EXERCISE DESCRIPTION.
Scan the data beneath this task and copy each line that includes "Mayor".

ENTRIES SUPPLIED.
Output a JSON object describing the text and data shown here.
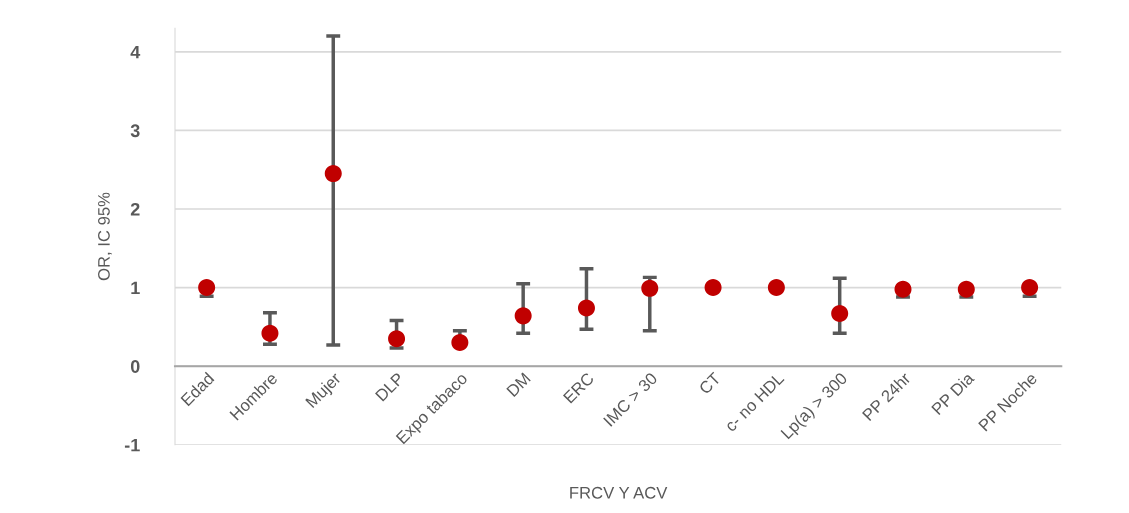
{
  "chart_data": {
    "type": "scatter",
    "xlabel": "FRCV Y ACV",
    "ylabel": "OR, IC 95%",
    "categories": [
      "Edad",
      "Hombre",
      "Mujer",
      "DLP",
      "Expo tabaco",
      "DM",
      "ERC",
      "IMC > 30",
      "CT",
      "c- no HDL",
      "Lp(a) > 300",
      "PP 24hr",
      "PP Dia",
      "PP Noche"
    ],
    "series": [
      {
        "color": "#c00000",
        "values": [
          1.0,
          0.42,
          2.45,
          0.35,
          0.3,
          0.64,
          0.74,
          0.99,
          1.0,
          1.0,
          0.67,
          0.98,
          0.98,
          1.0
        ],
        "errors": [
          [
            0.89,
            1.0
          ],
          [
            0.28,
            0.68
          ],
          [
            0.27,
            4.2
          ],
          [
            0.23,
            0.58
          ],
          [
            0.3,
            0.45
          ],
          [
            0.42,
            1.05
          ],
          [
            0.47,
            1.24
          ],
          [
            0.45,
            1.13
          ],
          null,
          null,
          [
            0.42,
            1.12
          ],
          [
            0.88,
            0.98
          ],
          [
            0.88,
            0.98
          ],
          [
            0.89,
            1.0
          ]
        ]
      }
    ],
    "ylim": [
      -1,
      4.3
    ],
    "yticks": [
      -1,
      0,
      1,
      2,
      3,
      4
    ],
    "grid": "y",
    "marker": "circle"
  }
}
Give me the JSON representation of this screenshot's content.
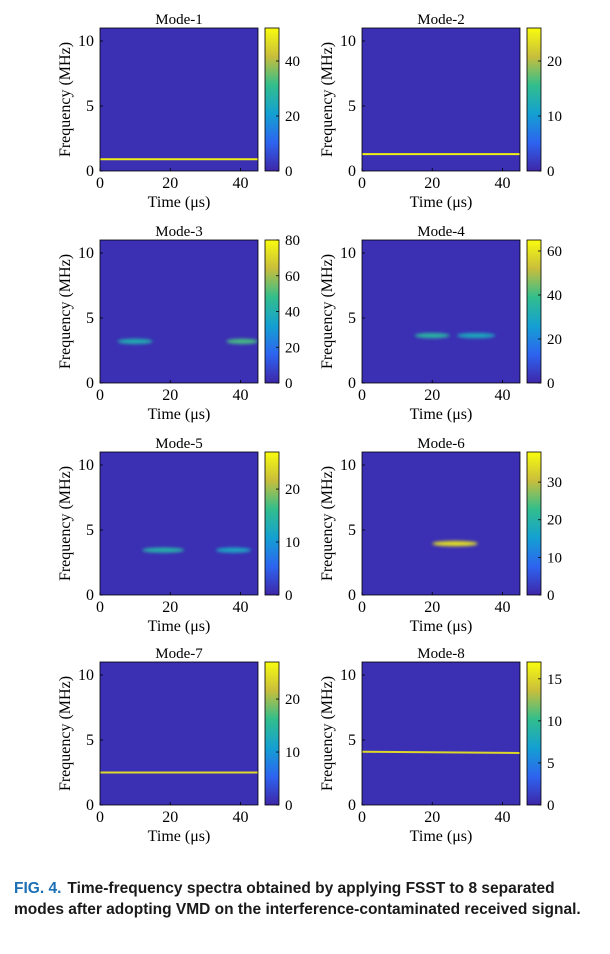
{
  "chart_data": [
    {
      "type": "heatmap",
      "title": "Mode-1",
      "xlabel": "Time (μs)",
      "ylabel": "Frequency (MHz)",
      "xlim": [
        0,
        45
      ],
      "ylim": [
        0,
        11
      ],
      "xticks": [
        0,
        20,
        40
      ],
      "yticks": [
        0,
        5,
        10
      ],
      "clim": [
        0,
        52
      ],
      "cticks": [
        0,
        20,
        40
      ],
      "ridges": [
        {
          "freq_start": 0.9,
          "freq_end": 0.9,
          "t_start": 0,
          "t_end": 45,
          "peak": 50,
          "style": "line"
        }
      ]
    },
    {
      "type": "heatmap",
      "title": "Mode-2",
      "xlabel": "Time (μs)",
      "ylabel": "Frequency (MHz)",
      "xlim": [
        0,
        45
      ],
      "ylim": [
        0,
        11
      ],
      "xticks": [
        0,
        20,
        40
      ],
      "yticks": [
        0,
        5,
        10
      ],
      "clim": [
        0,
        26
      ],
      "cticks": [
        0,
        10,
        20
      ],
      "ridges": [
        {
          "freq_start": 1.3,
          "freq_end": 1.3,
          "t_start": 0,
          "t_end": 45,
          "peak": 25,
          "style": "line"
        }
      ]
    },
    {
      "type": "heatmap",
      "title": "Mode-3",
      "xlabel": "Time (μs)",
      "ylabel": "Frequency (MHz)",
      "xlim": [
        0,
        45
      ],
      "ylim": [
        0,
        11
      ],
      "xticks": [
        0,
        20,
        40
      ],
      "yticks": [
        0,
        5,
        10
      ],
      "clim": [
        0,
        80
      ],
      "cticks": [
        0,
        20,
        40,
        60,
        80
      ],
      "ridges": [
        {
          "freq_start": 3.2,
          "freq_end": 3.2,
          "t_start": 5,
          "t_end": 15,
          "peak": 40,
          "style": "blob"
        },
        {
          "freq_start": 3.2,
          "freq_end": 3.2,
          "t_start": 36,
          "t_end": 45,
          "peak": 50,
          "style": "blob"
        }
      ]
    },
    {
      "type": "heatmap",
      "title": "Mode-4",
      "xlabel": "Time (μs)",
      "ylabel": "Frequency (MHz)",
      "xlim": [
        0,
        45
      ],
      "ylim": [
        0,
        11
      ],
      "xticks": [
        0,
        20,
        40
      ],
      "yticks": [
        0,
        5,
        10
      ],
      "clim": [
        0,
        65
      ],
      "cticks": [
        0,
        20,
        40,
        60
      ],
      "ridges": [
        {
          "freq_start": 3.6,
          "freq_end": 3.7,
          "t_start": 15,
          "t_end": 25,
          "peak": 35,
          "style": "blob"
        },
        {
          "freq_start": 3.7,
          "freq_end": 3.6,
          "t_start": 27,
          "t_end": 38,
          "peak": 30,
          "style": "blob"
        }
      ]
    },
    {
      "type": "heatmap",
      "title": "Mode-5",
      "xlabel": "Time (μs)",
      "ylabel": "Frequency (MHz)",
      "xlim": [
        0,
        45
      ],
      "ylim": [
        0,
        11
      ],
      "xticks": [
        0,
        20,
        40
      ],
      "yticks": [
        0,
        5,
        10
      ],
      "clim": [
        0,
        27
      ],
      "cticks": [
        0,
        10,
        20
      ],
      "ridges": [
        {
          "freq_start": 3.4,
          "freq_end": 3.5,
          "t_start": 12,
          "t_end": 24,
          "peak": 14,
          "style": "blob"
        },
        {
          "freq_start": 3.5,
          "freq_end": 3.4,
          "t_start": 33,
          "t_end": 43,
          "peak": 12,
          "style": "blob"
        }
      ]
    },
    {
      "type": "heatmap",
      "title": "Mode-6",
      "xlabel": "Time (μs)",
      "ylabel": "Frequency (MHz)",
      "xlim": [
        0,
        45
      ],
      "ylim": [
        0,
        11
      ],
      "xticks": [
        0,
        20,
        40
      ],
      "yticks": [
        0,
        5,
        10
      ],
      "clim": [
        0,
        38
      ],
      "cticks": [
        0,
        10,
        20,
        30
      ],
      "ridges": [
        {
          "freq_start": 3.9,
          "freq_end": 4.0,
          "t_start": 20,
          "t_end": 33,
          "peak": 35,
          "style": "blob"
        }
      ]
    },
    {
      "type": "heatmap",
      "title": "Mode-7",
      "xlabel": "Time (μs)",
      "ylabel": "Frequency (MHz)",
      "xlim": [
        0,
        45
      ],
      "ylim": [
        0,
        11
      ],
      "xticks": [
        0,
        20,
        40
      ],
      "yticks": [
        0,
        5,
        10
      ],
      "clim": [
        0,
        27
      ],
      "cticks": [
        0,
        10,
        20
      ],
      "ridges": [
        {
          "freq_start": 2.5,
          "freq_end": 2.5,
          "t_start": 0,
          "t_end": 45,
          "peak": 24,
          "style": "line"
        }
      ]
    },
    {
      "type": "heatmap",
      "title": "Mode-8",
      "xlabel": "Time (μs)",
      "ylabel": "Frequency (MHz)",
      "xlim": [
        0,
        45
      ],
      "ylim": [
        0,
        11
      ],
      "xticks": [
        0,
        20,
        40
      ],
      "yticks": [
        0,
        5,
        10
      ],
      "clim": [
        0,
        17
      ],
      "cticks": [
        0,
        5,
        10,
        15
      ],
      "ridges": [
        {
          "freq_start": 4.1,
          "freq_end": 4.0,
          "t_start": 0,
          "t_end": 45,
          "peak": 15,
          "style": "line"
        }
      ]
    }
  ],
  "colors": {
    "background": "#3a2da8",
    "ridge": "#f5e63a",
    "accent": "#1a6fb5"
  },
  "caption": {
    "label": "FIG. 4.",
    "text": "Time-frequency spectra obtained by applying FSST to 8 separated modes after adopting VMD on the interference-contaminated received signal."
  }
}
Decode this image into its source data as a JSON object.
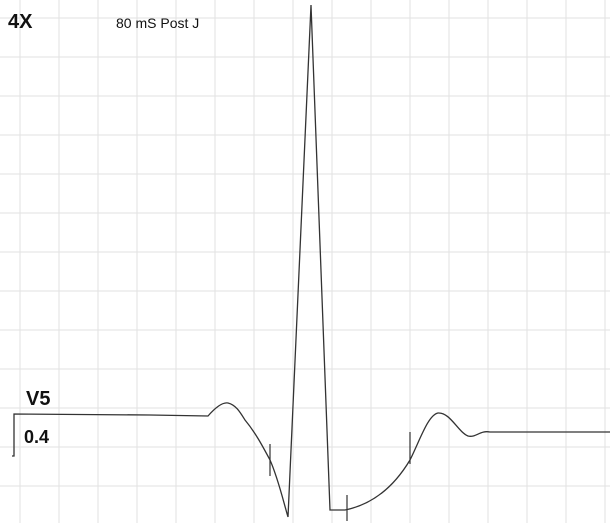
{
  "header": {
    "gain": "4X",
    "label": "80 mS Post J"
  },
  "lead": {
    "name": "V5",
    "value": "0.4"
  }
}
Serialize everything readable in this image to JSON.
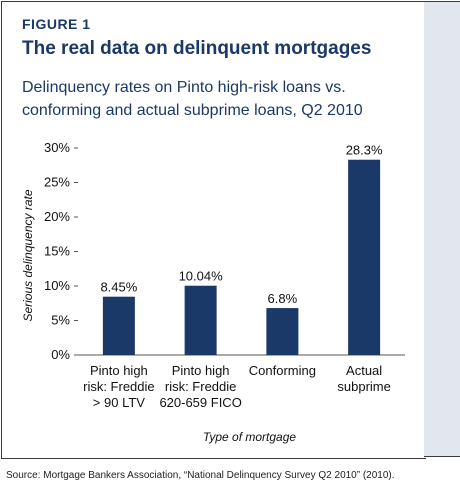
{
  "figure_label": "FIGURE 1",
  "title": "The real data on delinquent mortgages",
  "subtitle": "Delinquency rates on Pinto high-risk loans vs. conforming and actual subprime loans, Q2 2010",
  "source": "Source: Mortgage Bankers Association, “National Delinquency Survey Q2 2010” (2010).",
  "colors": {
    "bar": "#1a3868",
    "title": "#1a3868",
    "panel": "#e1e6ef"
  },
  "chart_data": {
    "type": "bar",
    "categories": [
      [
        "Pinto high",
        "risk: Freddie",
        "> 90 LTV"
      ],
      [
        "Pinto high",
        "risk: Freddie",
        "620-659 FICO"
      ],
      [
        "Conforming"
      ],
      [
        "Actual",
        "subprime"
      ]
    ],
    "values": [
      8.45,
      10.04,
      6.8,
      28.3
    ],
    "value_labels": [
      "8.45%",
      "10.04%",
      "6.8%",
      "28.3%"
    ],
    "xlabel": "Type of mortgage",
    "ylabel": "Serious delinquency rate",
    "ylim": [
      0,
      30
    ],
    "yticks": [
      0,
      5,
      10,
      15,
      20,
      25,
      30
    ],
    "ytick_labels": [
      "0%",
      "5%",
      "10%",
      "15%",
      "20%",
      "25%",
      "30%"
    ],
    "grid": false,
    "legend": "none"
  }
}
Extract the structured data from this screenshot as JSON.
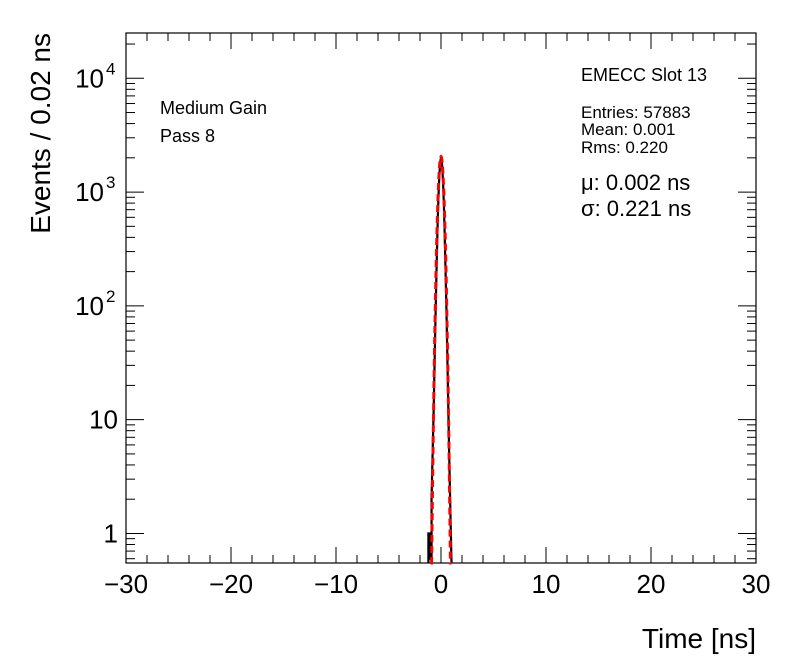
{
  "chart_data": {
    "type": "histogram",
    "xlabel": "Time [ns]",
    "ylabel": "Events / 0.02 ns",
    "xlim": [
      -30,
      30
    ],
    "ylim": [
      0.55,
      25000
    ],
    "log_y": true,
    "grid": false,
    "x_ticks": [
      -30,
      -20,
      -10,
      0,
      10,
      20,
      30
    ],
    "x_tick_labels": [
      "−30",
      "−20",
      "−10",
      "0",
      "10",
      "20",
      "30"
    ],
    "y_ticks": [
      {
        "value": 1,
        "base": "1",
        "exp": ""
      },
      {
        "value": 10,
        "base": "10",
        "exp": ""
      },
      {
        "value": 100,
        "base": "10",
        "exp": "2"
      },
      {
        "value": 1000,
        "base": "10",
        "exp": "3"
      },
      {
        "value": 10000,
        "base": "10",
        "exp": "4"
      }
    ],
    "histogram": {
      "color": "#000000",
      "points": [
        [
          -1.2,
          0
        ],
        [
          -1.2,
          1
        ],
        [
          -1.0,
          1
        ],
        [
          -1.0,
          0.6
        ],
        [
          -0.9,
          0.6
        ],
        [
          -0.9,
          2
        ],
        [
          -0.8,
          5
        ],
        [
          -0.7,
          12
        ],
        [
          -0.6,
          35
        ],
        [
          -0.5,
          100
        ],
        [
          -0.4,
          260
        ],
        [
          -0.3,
          620
        ],
        [
          -0.2,
          1150
        ],
        [
          -0.1,
          1700
        ],
        [
          0.0,
          2050
        ],
        [
          0.1,
          1750
        ],
        [
          0.2,
          1200
        ],
        [
          0.3,
          650
        ],
        [
          0.4,
          270
        ],
        [
          0.5,
          110
        ],
        [
          0.6,
          38
        ],
        [
          0.7,
          12
        ],
        [
          0.8,
          4
        ],
        [
          0.9,
          1.5
        ],
        [
          1.0,
          0
        ]
      ]
    },
    "fit": {
      "type": "gaussian",
      "color": "#ff0000",
      "amplitude": 2050,
      "mean": 0.002,
      "sigma": 0.221,
      "x_range": [
        -1.0,
        1.0
      ]
    },
    "annotations": {
      "left_lines": [
        "Medium Gain",
        "Pass 8"
      ],
      "slot_title": "EMECC Slot 13",
      "stats": [
        "Entries: 57883",
        "Mean: 0.001",
        "Rms: 0.220"
      ],
      "fit_mu": "μ: 0.002 ns",
      "fit_sigma": "σ: 0.221 ns"
    }
  }
}
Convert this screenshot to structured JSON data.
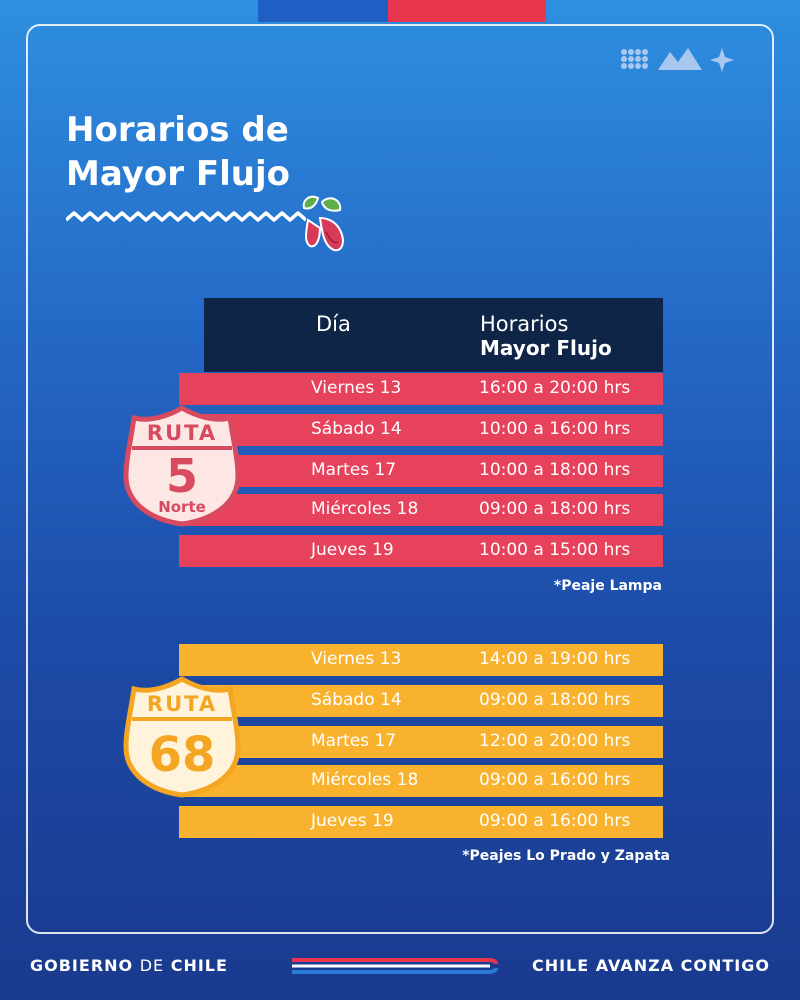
{
  "title": {
    "line1": "Horarios de",
    "line2": "Mayor Flujo"
  },
  "table_header": {
    "day": "Día",
    "time_line1": "Horarios",
    "time_line2": "Mayor Flujo"
  },
  "ruta5": {
    "shield_top": "RUTA",
    "shield_number": "5",
    "shield_bottom": "Norte",
    "color": "#e7425c",
    "rows": [
      {
        "day": "Viernes 13",
        "time": "16:00 a 20:00 hrs"
      },
      {
        "day": "Sábado 14",
        "time": "10:00 a 16:00 hrs"
      },
      {
        "day": "Martes 17",
        "time": "10:00 a 18:00 hrs"
      },
      {
        "day": "Miércoles 18",
        "time": "09:00 a 18:00 hrs"
      },
      {
        "day": "Jueves 19",
        "time": "10:00 a 15:00 hrs"
      }
    ],
    "note": "*Peaje Lampa"
  },
  "ruta68": {
    "shield_top": "RUTA",
    "shield_number": "68",
    "color": "#f8b22e",
    "rows": [
      {
        "day": "Viernes 13",
        "time": "14:00 a 19:00 hrs"
      },
      {
        "day": "Sábado 14",
        "time": "09:00 a 18:00 hrs"
      },
      {
        "day": "Martes 17",
        "time": "12:00 a 20:00 hrs"
      },
      {
        "day": "Miércoles 18",
        "time": "09:00 a 16:00 hrs"
      },
      {
        "day": "Jueves 19",
        "time": "09:00 a 16:00 hrs"
      }
    ],
    "note": "*Peajes Lo Prado y Zapata"
  },
  "footer": {
    "left_part1": "GOBIERNO",
    "left_part2": "DE",
    "left_part3": "CHILE",
    "right": "CHILE AVANZA CONTIGO"
  },
  "icons": [
    "gobierno-logo-icon",
    "copihue-flower-icon",
    "route-shield-icon"
  ]
}
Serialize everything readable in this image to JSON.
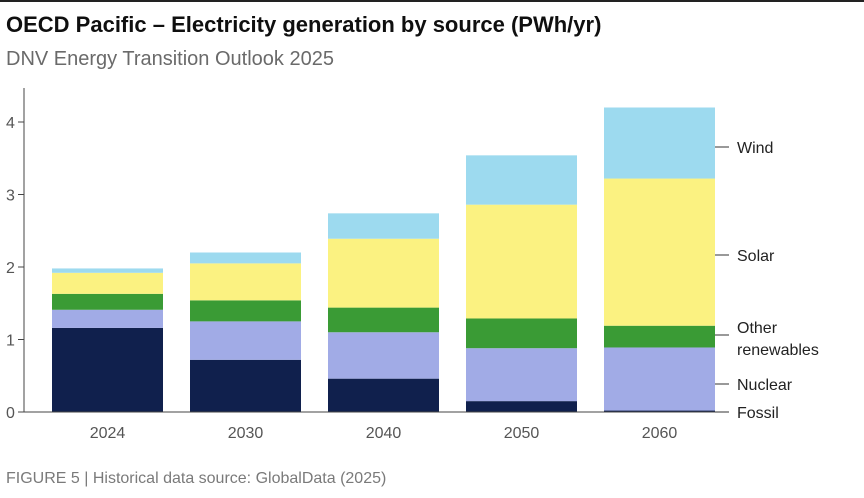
{
  "title": "OECD Pacific – Electricity generation by source (PWh/yr)",
  "subtitle": "DNV Energy Transition Outlook 2025",
  "footer": "FIGURE 5 | Historical data source: GlobalData (2025)",
  "chart_data": {
    "type": "bar",
    "stacked": true,
    "categories": [
      "2024",
      "2030",
      "2040",
      "2050",
      "2060"
    ],
    "series": [
      {
        "name": "Fossil",
        "color": "#10204d",
        "values": [
          1.16,
          0.72,
          0.46,
          0.15,
          0.02
        ]
      },
      {
        "name": "Nuclear",
        "color": "#a1abe6",
        "values": [
          0.25,
          0.53,
          0.64,
          0.73,
          0.87
        ]
      },
      {
        "name": "Other renewables",
        "color": "#3a9b35",
        "values": [
          0.22,
          0.29,
          0.34,
          0.41,
          0.3
        ]
      },
      {
        "name": "Solar",
        "color": "#fbf281",
        "values": [
          0.29,
          0.51,
          0.95,
          1.57,
          2.03
        ]
      },
      {
        "name": "Wind",
        "color": "#9ddaef",
        "values": [
          0.06,
          0.15,
          0.35,
          0.68,
          0.98
        ]
      }
    ],
    "ylim": [
      0,
      4.5
    ],
    "yticks": [
      "0",
      "1",
      "2",
      "3",
      "4"
    ],
    "legend": {
      "placement": "right",
      "labels": [
        "Wind",
        "Solar",
        "Other\nrenewables",
        "Nuclear",
        "Fossil"
      ]
    }
  }
}
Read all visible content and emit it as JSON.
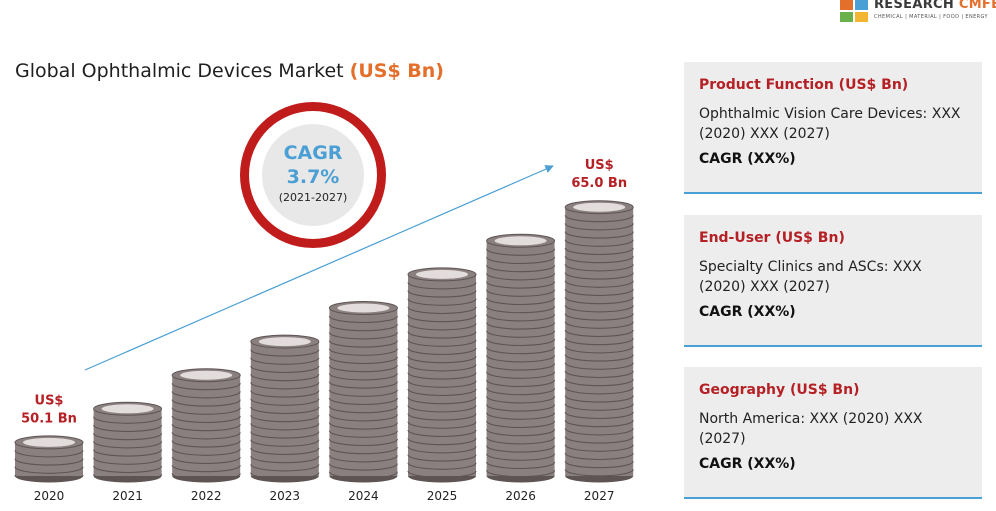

RESULT OF THE TASK.
    "line2": "Mayor Flujo"
    "time_line2": "Mayor Flujo"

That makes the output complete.